● **Dataset items**
● ● ●

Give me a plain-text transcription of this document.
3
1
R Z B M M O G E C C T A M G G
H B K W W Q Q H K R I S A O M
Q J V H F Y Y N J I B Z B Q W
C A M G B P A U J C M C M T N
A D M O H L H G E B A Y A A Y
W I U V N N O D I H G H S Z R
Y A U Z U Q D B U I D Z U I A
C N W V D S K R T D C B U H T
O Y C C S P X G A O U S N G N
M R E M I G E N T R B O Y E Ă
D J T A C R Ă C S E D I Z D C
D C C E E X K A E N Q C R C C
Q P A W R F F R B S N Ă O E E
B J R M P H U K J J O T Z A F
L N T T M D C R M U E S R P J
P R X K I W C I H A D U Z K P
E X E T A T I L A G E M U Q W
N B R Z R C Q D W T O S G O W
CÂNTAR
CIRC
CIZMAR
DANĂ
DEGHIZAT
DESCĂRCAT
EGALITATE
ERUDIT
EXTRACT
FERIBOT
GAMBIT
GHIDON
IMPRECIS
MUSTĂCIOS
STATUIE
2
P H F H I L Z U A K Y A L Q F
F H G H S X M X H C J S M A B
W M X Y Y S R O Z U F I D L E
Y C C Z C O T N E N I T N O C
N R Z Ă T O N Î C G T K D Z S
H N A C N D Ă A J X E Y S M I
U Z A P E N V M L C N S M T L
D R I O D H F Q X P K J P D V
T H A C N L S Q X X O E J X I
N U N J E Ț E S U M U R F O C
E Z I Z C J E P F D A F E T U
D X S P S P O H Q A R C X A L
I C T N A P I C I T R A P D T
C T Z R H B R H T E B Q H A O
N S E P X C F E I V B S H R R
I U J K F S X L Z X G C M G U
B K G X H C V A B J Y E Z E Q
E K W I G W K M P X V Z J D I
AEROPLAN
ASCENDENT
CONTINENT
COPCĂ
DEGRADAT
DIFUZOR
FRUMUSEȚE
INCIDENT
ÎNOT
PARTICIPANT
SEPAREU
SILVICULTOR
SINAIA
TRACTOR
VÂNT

● ● ●

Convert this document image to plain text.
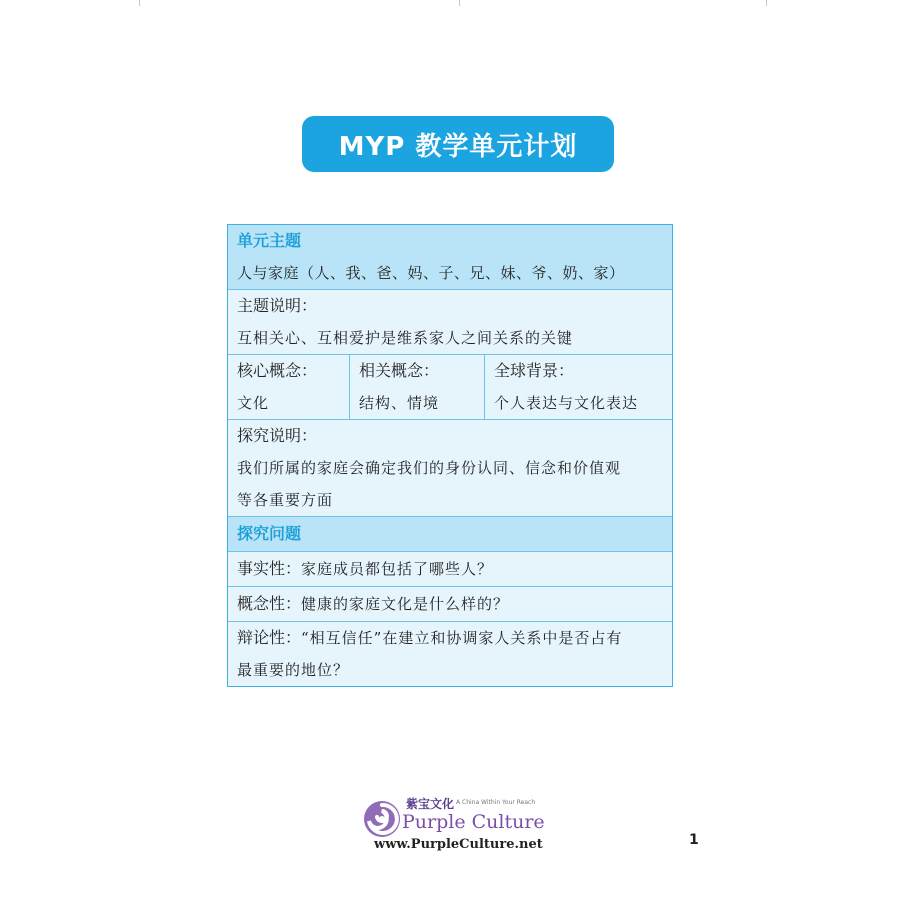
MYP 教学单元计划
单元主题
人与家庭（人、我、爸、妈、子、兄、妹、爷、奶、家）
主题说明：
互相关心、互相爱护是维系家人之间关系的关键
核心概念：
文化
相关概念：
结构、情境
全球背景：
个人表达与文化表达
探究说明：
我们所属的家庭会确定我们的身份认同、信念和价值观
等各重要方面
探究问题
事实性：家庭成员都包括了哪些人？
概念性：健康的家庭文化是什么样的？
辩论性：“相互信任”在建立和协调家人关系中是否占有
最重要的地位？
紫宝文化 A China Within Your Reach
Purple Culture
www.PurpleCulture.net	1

● ● ●

● **TASK TO COMPLETE**
Report the number of lines containing the string "plain" and add nothing to it.

● **CORRECT RESPONSE**
2